TASK: Extract every line from the records below that contains the word "JSON".

RECORDS FOR THIS TASK:
----
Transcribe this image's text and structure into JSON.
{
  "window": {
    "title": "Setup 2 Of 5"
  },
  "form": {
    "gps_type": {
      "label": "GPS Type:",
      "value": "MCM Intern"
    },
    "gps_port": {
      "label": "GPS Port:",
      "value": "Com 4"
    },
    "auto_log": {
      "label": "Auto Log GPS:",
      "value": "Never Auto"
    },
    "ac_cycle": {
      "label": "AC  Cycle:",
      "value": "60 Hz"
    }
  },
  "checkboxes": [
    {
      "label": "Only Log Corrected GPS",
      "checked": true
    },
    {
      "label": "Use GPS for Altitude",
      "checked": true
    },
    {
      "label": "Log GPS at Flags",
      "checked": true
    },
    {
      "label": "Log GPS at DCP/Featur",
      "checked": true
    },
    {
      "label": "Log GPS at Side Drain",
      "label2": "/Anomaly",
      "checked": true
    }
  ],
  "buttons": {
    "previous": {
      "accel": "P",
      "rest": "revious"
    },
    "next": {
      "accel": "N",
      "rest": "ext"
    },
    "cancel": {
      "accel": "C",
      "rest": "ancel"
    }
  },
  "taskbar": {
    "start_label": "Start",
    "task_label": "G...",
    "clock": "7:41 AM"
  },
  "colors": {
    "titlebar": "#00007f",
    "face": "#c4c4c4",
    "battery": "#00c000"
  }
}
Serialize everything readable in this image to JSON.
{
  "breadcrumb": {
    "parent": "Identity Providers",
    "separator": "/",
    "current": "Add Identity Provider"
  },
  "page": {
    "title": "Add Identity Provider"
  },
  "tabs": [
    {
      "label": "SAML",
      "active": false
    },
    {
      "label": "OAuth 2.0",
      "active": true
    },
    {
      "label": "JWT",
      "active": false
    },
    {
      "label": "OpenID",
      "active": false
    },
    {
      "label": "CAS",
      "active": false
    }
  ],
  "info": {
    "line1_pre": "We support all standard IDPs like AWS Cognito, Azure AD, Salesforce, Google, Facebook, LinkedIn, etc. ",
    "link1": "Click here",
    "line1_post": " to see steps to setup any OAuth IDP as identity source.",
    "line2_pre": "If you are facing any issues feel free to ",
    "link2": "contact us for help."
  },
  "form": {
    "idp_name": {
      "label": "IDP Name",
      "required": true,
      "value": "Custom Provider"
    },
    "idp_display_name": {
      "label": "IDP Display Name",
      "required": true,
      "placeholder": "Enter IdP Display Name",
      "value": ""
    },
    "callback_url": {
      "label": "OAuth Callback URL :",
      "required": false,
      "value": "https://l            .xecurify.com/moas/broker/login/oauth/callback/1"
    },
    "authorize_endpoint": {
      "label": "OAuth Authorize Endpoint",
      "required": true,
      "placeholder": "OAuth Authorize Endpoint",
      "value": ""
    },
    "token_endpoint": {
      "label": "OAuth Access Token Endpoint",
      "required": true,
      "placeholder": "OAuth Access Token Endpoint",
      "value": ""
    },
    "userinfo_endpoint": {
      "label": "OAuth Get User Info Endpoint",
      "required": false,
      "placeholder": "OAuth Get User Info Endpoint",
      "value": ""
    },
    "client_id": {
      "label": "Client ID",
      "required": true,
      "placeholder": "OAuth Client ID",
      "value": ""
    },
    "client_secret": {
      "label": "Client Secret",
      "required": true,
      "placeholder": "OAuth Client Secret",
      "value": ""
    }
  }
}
----
OUTPUT OF THE TASK:
Transcribe this image's text and structure into JSON.
Serialize everything readable in this image to JSON.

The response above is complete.